> [Material provided]
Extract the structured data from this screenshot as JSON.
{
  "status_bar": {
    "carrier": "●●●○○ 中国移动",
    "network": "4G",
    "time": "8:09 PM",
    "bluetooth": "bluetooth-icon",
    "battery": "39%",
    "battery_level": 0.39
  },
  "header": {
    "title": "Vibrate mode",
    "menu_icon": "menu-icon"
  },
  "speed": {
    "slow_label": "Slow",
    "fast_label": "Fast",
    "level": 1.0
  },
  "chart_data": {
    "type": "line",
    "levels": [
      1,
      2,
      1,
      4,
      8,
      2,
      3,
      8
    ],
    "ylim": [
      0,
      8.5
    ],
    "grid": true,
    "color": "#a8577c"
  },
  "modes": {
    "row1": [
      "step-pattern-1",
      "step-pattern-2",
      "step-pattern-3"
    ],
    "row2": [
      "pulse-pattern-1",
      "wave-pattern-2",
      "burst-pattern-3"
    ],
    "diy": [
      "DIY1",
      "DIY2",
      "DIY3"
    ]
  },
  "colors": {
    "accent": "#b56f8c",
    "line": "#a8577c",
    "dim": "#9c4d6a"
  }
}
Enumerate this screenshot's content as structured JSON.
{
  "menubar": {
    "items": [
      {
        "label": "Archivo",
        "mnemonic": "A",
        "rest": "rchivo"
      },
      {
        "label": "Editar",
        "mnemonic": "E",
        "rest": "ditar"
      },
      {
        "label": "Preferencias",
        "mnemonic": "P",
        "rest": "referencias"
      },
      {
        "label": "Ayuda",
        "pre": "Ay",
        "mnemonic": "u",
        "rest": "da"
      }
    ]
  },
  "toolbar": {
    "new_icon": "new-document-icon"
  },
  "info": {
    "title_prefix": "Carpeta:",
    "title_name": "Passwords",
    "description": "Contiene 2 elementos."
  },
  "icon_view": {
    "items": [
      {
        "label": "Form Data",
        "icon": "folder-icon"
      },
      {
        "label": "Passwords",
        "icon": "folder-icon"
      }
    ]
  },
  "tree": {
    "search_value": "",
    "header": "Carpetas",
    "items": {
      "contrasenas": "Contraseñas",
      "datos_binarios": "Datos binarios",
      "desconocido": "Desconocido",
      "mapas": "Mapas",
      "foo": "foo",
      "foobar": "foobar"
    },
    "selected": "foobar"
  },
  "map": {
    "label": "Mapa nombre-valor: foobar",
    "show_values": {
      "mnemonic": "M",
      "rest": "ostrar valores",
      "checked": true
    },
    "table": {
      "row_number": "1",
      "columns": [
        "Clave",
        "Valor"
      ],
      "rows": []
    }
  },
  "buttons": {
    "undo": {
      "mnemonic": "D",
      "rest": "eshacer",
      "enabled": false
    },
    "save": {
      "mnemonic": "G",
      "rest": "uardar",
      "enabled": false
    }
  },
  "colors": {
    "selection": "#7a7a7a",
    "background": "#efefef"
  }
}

> [Problem statement] Provide an exact reproduction of all the entries shown above.

> [Result]
Extract the structured data from this screenshot as JSON.
{
  "status_bar": {
    "carrier": "●●●○○ 中国移动",
    "network": "4G",
    "time": "8:09 PM",
    "bluetooth": "bluetooth-icon",
    "battery": "39%",
    "battery_level": 0.39
  },
  "header": {
    "title": "Vibrate mode",
    "menu_icon": "menu-icon"
  },
  "speed": {
    "slow_label": "Slow",
    "fast_label": "Fast",
    "level": 1.0
  },
  "chart_data": {
    "type": "line",
    "levels": [
      1,
      2,
      1,
      4,
      8,
      2,
      3,
      8
    ],
    "ylim": [
      0,
      8.5
    ],
    "grid": true,
    "color": "#a8577c"
  },
  "modes": {
    "row1": [
      "step-pattern-1",
      "step-pattern-2",
      "step-pattern-3"
    ],
    "row2": [
      "pulse-pattern-1",
      "wave-pattern-2",
      "burst-pattern-3"
    ],
    "diy": [
      "DIY1",
      "DIY2",
      "DIY3"
    ]
  },
  "colors": {
    "accent": "#b56f8c",
    "line": "#a8577c",
    "dim": "#9c4d6a"
  }
}
Enumerate this screenshot's content as structured JSON.
{
  "menubar": {
    "items": [
      {
        "label": "Archivo",
        "mnemonic": "A",
        "rest": "rchivo"
      },
      {
        "label": "Editar",
        "mnemonic": "E",
        "rest": "ditar"
      },
      {
        "label": "Preferencias",
        "mnemonic": "P",
        "rest": "referencias"
      },
      {
        "label": "Ayuda",
        "pre": "Ay",
        "mnemonic": "u",
        "rest": "da"
      }
    ]
  },
  "toolbar": {
    "new_icon": "new-document-icon"
  },
  "info": {
    "title_prefix": "Carpeta:",
    "title_name": "Passwords",
    "description": "Contiene 2 elementos."
  },
  "icon_view": {
    "items": [
      {
        "label": "Form Data",
        "icon": "folder-icon"
      },
      {
        "label": "Passwords",
        "icon": "folder-icon"
      }
    ]
  },
  "tree": {
    "search_value": "",
    "header": "Carpetas",
    "items": {
      "contrasenas": "Contraseñas",
      "datos_binarios": "Datos binarios",
      "desconocido": "Desconocido",
      "mapas": "Mapas",
      "foo": "foo",
      "foobar": "foobar"
    },
    "selected": "foobar"
  },
  "map": {
    "label": "Mapa nombre-valor: foobar",
    "show_values": {
      "mnemonic": "M",
      "rest": "ostrar valores",
      "checked": true
    },
    "table": {
      "row_number": "1",
      "columns": [
        "Clave",
        "Valor"
      ],
      "rows": []
    }
  },
  "buttons": {
    "undo": {
      "mnemonic": "D",
      "rest": "eshacer",
      "enabled": false
    },
    "save": {
      "mnemonic": "G",
      "rest": "uardar",
      "enabled": false
    }
  },
  "colors": {
    "selection": "#7a7a7a",
    "background": "#efefef"
  }
}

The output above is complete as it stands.